(A run of records)
※ ※ ※
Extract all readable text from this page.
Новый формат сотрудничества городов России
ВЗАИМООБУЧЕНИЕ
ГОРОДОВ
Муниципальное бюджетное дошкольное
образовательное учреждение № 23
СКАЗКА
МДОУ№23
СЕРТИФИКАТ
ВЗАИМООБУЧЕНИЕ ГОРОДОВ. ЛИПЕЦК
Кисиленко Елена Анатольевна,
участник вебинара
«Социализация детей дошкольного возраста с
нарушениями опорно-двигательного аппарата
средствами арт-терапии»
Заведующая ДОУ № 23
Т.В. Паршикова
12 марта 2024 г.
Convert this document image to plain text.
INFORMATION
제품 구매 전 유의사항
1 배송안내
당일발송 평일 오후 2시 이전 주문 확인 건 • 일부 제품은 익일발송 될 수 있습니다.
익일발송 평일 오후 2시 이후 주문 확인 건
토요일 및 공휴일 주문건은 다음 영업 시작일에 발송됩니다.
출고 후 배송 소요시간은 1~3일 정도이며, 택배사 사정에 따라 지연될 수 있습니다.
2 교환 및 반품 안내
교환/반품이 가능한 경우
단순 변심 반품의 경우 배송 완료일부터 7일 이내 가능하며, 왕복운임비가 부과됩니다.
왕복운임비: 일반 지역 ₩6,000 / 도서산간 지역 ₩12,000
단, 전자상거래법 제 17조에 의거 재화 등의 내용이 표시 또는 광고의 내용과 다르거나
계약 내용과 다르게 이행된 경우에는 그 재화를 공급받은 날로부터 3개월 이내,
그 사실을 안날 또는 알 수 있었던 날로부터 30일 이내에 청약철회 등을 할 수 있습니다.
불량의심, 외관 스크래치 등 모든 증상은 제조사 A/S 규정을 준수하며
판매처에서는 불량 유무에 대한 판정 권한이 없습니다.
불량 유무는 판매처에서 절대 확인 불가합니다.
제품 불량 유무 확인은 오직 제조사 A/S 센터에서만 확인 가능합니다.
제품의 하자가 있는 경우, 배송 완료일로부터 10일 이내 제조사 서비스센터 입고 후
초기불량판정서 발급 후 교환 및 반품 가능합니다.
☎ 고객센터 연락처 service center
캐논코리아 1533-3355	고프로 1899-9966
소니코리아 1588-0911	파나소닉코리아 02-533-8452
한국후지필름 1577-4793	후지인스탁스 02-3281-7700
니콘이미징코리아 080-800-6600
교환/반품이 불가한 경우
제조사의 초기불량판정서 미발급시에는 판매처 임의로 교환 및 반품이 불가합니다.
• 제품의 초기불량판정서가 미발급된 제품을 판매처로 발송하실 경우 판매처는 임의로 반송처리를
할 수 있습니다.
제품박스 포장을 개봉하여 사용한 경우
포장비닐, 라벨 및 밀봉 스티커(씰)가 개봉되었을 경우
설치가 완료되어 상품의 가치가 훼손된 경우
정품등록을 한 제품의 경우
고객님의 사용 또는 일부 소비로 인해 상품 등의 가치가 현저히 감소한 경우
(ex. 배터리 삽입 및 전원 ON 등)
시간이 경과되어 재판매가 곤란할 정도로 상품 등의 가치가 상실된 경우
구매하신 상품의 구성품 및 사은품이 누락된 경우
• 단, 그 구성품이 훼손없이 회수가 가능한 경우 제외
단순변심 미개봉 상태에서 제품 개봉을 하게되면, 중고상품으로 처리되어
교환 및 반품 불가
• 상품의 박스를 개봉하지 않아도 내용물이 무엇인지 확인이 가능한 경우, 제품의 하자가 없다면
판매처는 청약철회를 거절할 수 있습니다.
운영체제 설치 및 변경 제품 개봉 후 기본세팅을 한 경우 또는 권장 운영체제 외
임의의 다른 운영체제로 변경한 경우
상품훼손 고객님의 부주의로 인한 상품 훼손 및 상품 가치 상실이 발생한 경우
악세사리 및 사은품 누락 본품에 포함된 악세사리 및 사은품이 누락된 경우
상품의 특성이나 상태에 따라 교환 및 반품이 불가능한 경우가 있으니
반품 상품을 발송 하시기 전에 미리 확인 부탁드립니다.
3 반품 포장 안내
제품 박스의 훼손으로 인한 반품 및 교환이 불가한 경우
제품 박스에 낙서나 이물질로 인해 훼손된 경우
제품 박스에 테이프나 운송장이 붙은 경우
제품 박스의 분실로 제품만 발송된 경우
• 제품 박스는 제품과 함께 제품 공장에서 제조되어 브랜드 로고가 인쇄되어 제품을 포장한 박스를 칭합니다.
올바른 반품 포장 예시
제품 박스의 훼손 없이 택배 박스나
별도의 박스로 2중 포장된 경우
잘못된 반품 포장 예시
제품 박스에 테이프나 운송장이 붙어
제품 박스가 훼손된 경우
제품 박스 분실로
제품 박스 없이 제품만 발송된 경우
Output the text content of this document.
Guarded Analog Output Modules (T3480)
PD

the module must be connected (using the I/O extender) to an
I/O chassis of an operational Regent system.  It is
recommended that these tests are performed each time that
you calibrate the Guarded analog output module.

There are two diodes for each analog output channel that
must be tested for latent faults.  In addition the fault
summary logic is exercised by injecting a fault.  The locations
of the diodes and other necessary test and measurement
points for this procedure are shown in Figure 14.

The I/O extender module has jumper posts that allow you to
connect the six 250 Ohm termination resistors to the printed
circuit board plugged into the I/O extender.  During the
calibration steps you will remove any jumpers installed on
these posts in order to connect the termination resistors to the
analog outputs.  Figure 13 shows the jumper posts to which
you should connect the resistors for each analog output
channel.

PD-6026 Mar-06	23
※ ※ ※
Check each line of the entries above for the word "resistors". List the ones that have it.

connect the six 250 Ohm termination resistors to the printed
these posts in order to connect the termination resistors to the
you should connect the resistors for each analog output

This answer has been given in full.